◆ Dokumen Sumber
+++

Horor Nasib Tenaga Honorer

Oleh : Dyan Indriwati Thamrin
Pemerhati Masalah Sosial dan Politik

Kementerian Pendayagunaan Aparatur Negara dan Reformasi Birokrasi (Kemenpan RB) dengan Komisi II DPR sepakat untuk menghapus tenaga honorer di lingkup institusi negara. Menteri PAN-RB Tjahjo Kumolo menceritakan anggaran pemerintah pusat terbebani dengan kehadiran tenaga honorer. Pasalnya, setiap kegiatan rekrutmen tenaga honorer tidak diimbangi dengan perencanaan penganggaran yang baik. 

Terutama, dikatakan Tjahjo di pemerintah daerah (pemda) adanya tenaga honorer lebih banyak tetapi biasanya tidak direncanakan dengan penganggaran yang baik, sehingga banyak kepala daerah yang meminta anggaran gaji tenaga honorer dipenuhi oleh pusat. “Kalau daerah masih menggunakan honorer silakan, tapi pakai dana APBD, jangan pakai pusat. Semuanya harus jelas anggarannya,” kata Tjahjo saat dihubungi detikcom, Jakarta, Sabtu (25/1/2020).

Sementara itu, menurut Pelaksana Tugas Biro Humas BKN Paryono, penghasilan asli daerah (PAD) yang kecil juga mengakibatkan masih banyaknya daerah yang menggaji tenaga honorer bergantung dari anggaran pemerintah pusat. Pos belanja pegawai yang bisa lebih dari 50% tidak bagus bagi pembangunan karena anggaran lebih besar untuk gaji saja katanya. 

Pengangkatan tenaga honorer menjadi ASN sudah dilakukan sejak tahun 2005-2014, setidaknya sudah ada 1.070.092 orang yang berhasil menjadi abdi negara. Sekarang sisanya ada sekitar 438.590 orang tenaga honorer di lingkungan pemerintah. 
Adapun upaya yang dilakukan pemerintah untuk menghapus status tenaga honorer dengan mengikutsertakan pada seleksi calon pegawai negeri sipil (PNS)  dan Pegawai Pemerintah dengan Perjanjian Kerja (PPPK). Target penyelesaian sisa tenaga honorer ini selesai pada 2021.

Penghapusan tenaga honorer sendiri sudah disepakati Kementerian PAN-RB dan BKN dengan Komisi II DPR. Ke depannya, pemerintah juga mengimbau kepada seluruh pejabat negara untuk tidak merekrut tenaga honorer.

+++

◆ Bahan
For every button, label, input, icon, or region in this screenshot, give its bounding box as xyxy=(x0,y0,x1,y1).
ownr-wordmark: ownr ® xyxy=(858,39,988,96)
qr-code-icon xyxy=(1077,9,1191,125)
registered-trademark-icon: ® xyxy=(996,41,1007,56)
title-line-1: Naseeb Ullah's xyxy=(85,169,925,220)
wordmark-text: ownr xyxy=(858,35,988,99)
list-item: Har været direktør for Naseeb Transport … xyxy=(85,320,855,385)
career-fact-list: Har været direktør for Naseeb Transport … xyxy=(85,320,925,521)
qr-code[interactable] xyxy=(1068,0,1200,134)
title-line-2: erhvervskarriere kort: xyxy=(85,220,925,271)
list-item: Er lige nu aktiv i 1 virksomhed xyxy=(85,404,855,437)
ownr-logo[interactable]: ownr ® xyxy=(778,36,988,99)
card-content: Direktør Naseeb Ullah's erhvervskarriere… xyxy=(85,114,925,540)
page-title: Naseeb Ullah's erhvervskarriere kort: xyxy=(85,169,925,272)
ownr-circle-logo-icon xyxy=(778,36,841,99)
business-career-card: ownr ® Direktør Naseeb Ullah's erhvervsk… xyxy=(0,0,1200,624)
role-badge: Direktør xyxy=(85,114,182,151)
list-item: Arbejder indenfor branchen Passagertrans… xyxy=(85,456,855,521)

+++

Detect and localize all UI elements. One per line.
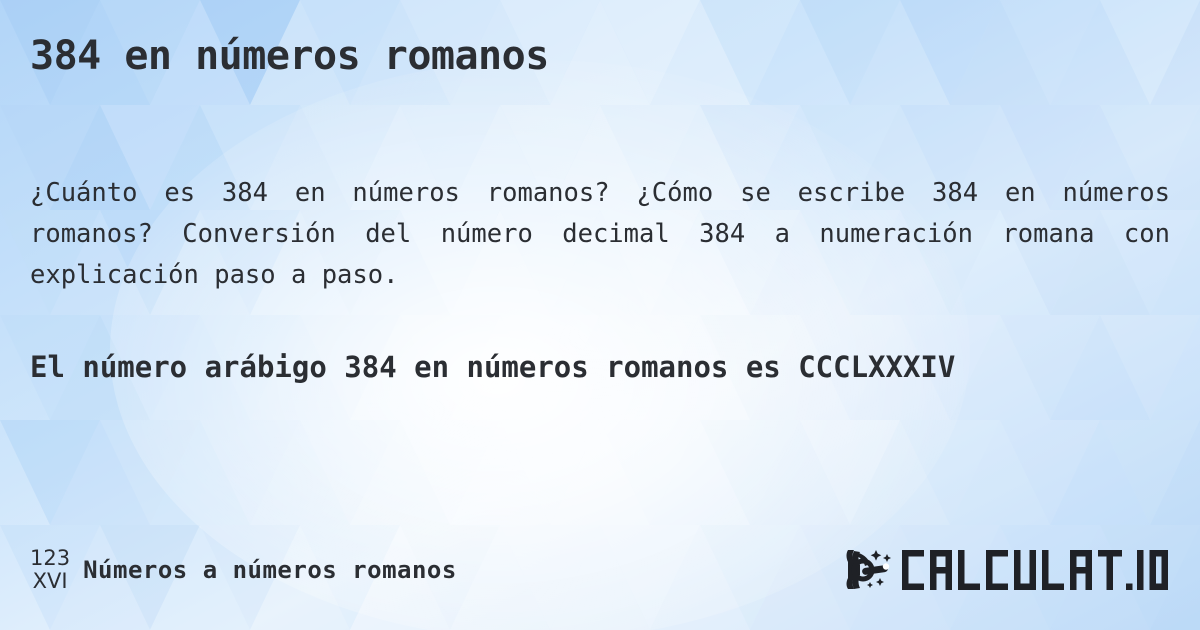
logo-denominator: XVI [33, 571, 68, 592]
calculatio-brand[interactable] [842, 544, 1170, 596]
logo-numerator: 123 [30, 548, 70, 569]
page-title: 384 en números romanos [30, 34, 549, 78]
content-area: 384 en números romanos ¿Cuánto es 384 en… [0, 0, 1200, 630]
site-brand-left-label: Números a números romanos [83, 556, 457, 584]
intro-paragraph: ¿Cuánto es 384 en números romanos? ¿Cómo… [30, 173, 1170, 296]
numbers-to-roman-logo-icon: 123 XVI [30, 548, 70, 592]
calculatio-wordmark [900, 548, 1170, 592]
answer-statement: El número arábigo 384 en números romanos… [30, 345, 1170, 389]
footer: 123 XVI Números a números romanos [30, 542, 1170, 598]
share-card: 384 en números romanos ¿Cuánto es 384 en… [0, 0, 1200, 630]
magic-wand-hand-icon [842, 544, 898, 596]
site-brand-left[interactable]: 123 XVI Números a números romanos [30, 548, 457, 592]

+++

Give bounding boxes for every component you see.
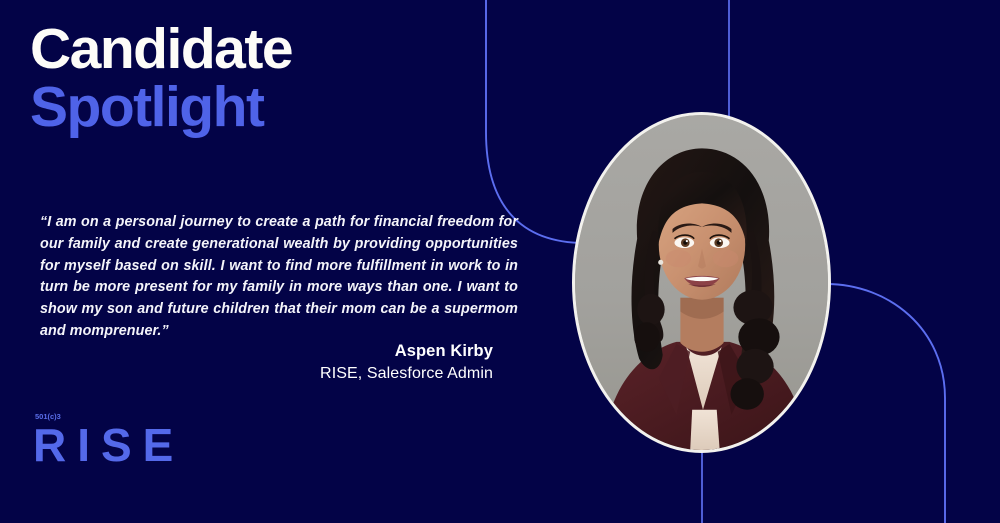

+++

◆ Permintaan
A - Menurut tulisan tentang nasib tenaga honorer, berapa orang yang sudah berhasil diangkat menjadi ASN selama tahun 2005-2014?
B - Lanjutkan tulisan tentang nasib tenaga honorer mulai dari kalimat terakhirnya.

◆ Jawaban Tertulis
A - Setidaknya 1.070.092 orang.

B -
Apalagi larangan tersebut sudah tertuang dalam Peraturan Pemerintah (PP)  Nomor 48 tahun 2005 Pasal 8, sebagaimana yang tertuang dalam UU Nomor 5 tahun 2014 tentang ASN, yang dimaksud ASN adalah PNS dan PPPK. Di luar itu maka tidak dianggap. https://m.detik.com/finance/berita-ekonomi-bisnis/d-4873047/tjahjo-sebut-tenaga-honorer-jadi-beban-pemerintah-pusat
Mengapa lembaga pemerintah terutama di daerah masih merekrut tenaga honorer untuk membantu kinerja pemerintah dalam melayani masyarakat? Karena memang masih ada kekurangan pegawai untuk beberapa jenis pekerjaan tertentu, seperti penyuluh pertanian, tenaga kesehatan dan tenaga guru. Tenaga di bidang-bidang tersebut sangat dibutuhkan keberadaannya di tengah masyarakat, seiring berkembangnya wilayah-wilayah tertentu atau terbukanya wilayah-wilayah baru.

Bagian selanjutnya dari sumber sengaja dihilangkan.